**REQUEST**
Give the items from the first line through the line containing "59, 436, 94]" as a Markdown table with two columns, Row and Line. Put a row number in Row and the full line in Line, and leave out blank lines.

★ ★ ★

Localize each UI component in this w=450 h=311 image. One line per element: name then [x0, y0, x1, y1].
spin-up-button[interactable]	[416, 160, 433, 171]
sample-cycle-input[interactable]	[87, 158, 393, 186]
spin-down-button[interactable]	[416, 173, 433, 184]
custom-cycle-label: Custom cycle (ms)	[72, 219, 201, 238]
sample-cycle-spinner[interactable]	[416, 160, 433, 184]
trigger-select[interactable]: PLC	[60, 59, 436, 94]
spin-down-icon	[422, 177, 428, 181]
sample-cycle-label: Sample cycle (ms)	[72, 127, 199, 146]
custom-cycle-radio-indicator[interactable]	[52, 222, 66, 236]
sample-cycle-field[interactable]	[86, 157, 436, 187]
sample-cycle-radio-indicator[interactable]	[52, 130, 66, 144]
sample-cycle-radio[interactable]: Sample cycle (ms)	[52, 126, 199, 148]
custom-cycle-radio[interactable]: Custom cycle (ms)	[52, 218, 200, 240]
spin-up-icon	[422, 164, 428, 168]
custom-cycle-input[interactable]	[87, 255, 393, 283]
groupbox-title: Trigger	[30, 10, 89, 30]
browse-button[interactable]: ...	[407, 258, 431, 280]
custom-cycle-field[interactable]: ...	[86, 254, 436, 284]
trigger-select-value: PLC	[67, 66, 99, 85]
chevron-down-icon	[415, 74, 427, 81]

★ ★ ★

**THE REPLY**
| Row | Line |
|---|---|
| 1 | Localize each UI component in this w=450 h=311 image. One line per element: name then [x0, y0, x1, y1]. |
| 2 | spin-up-button[interactable]	[416, 160, 433, 171] |
| 3 | sample-cycle-input[interactable]	[87, 158, 393, 186] |
| 4 | spin-down-button[interactable]	[416, 173, 433, 184] |
| 5 | custom-cycle-label: Custom cycle (ms)	[72, 219, 201, 238] |
| 6 | sample-cycle-spinner[interactable]	[416, 160, 433, 184] |
| 7 | trigger-select[interactable]: PLC	[60, 59, 436, 94] |